Direction:
What follows is a listing; give it again exactly, in its entirety.

▬▬▬

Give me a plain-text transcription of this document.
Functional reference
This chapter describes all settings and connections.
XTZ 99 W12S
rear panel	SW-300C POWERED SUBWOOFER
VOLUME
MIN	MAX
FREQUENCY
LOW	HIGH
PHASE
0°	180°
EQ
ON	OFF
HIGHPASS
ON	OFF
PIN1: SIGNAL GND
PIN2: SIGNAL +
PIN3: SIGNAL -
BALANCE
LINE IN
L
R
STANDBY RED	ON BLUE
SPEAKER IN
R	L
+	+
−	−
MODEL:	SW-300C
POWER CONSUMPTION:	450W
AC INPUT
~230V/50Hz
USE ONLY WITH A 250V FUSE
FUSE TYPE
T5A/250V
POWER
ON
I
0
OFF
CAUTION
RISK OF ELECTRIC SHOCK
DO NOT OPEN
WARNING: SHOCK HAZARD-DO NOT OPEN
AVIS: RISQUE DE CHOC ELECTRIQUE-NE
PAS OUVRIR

▬▬▬

Exercise answer:
Give me a plain-text transcription of this document.
Functional reference
This chapter describes all settings and connections.
XTZ 99 W12S
rear panel	SW-300C POWERED SUBWOOFER
VOLUME
MIN	MAX
FREQUENCY
LOW	HIGH
PHASE
0°	180°
EQ
ON	OFF
HIGHPASS
ON	OFF
PIN1: SIGNAL GND
PIN2: SIGNAL +
PIN3: SIGNAL -
BALANCE
LINE IN
L
R
STANDBY RED	ON BLUE
SPEAKER IN
R	L
+	+
−	−
MODEL:	SW-300C
POWER CONSUMPTION:	450W
AC INPUT
~230V/50Hz
USE ONLY WITH A 250V FUSE
FUSE TYPE
T5A/250V
POWER
ON
I
0
OFF
CAUTION
RISK OF ELECTRIC SHOCK
DO NOT OPEN
WARNING: SHOCK HAZARD-DO NOT OPEN
AVIS: RISQUE DE CHOC ELECTRIQUE-NE
PAS OUVRIR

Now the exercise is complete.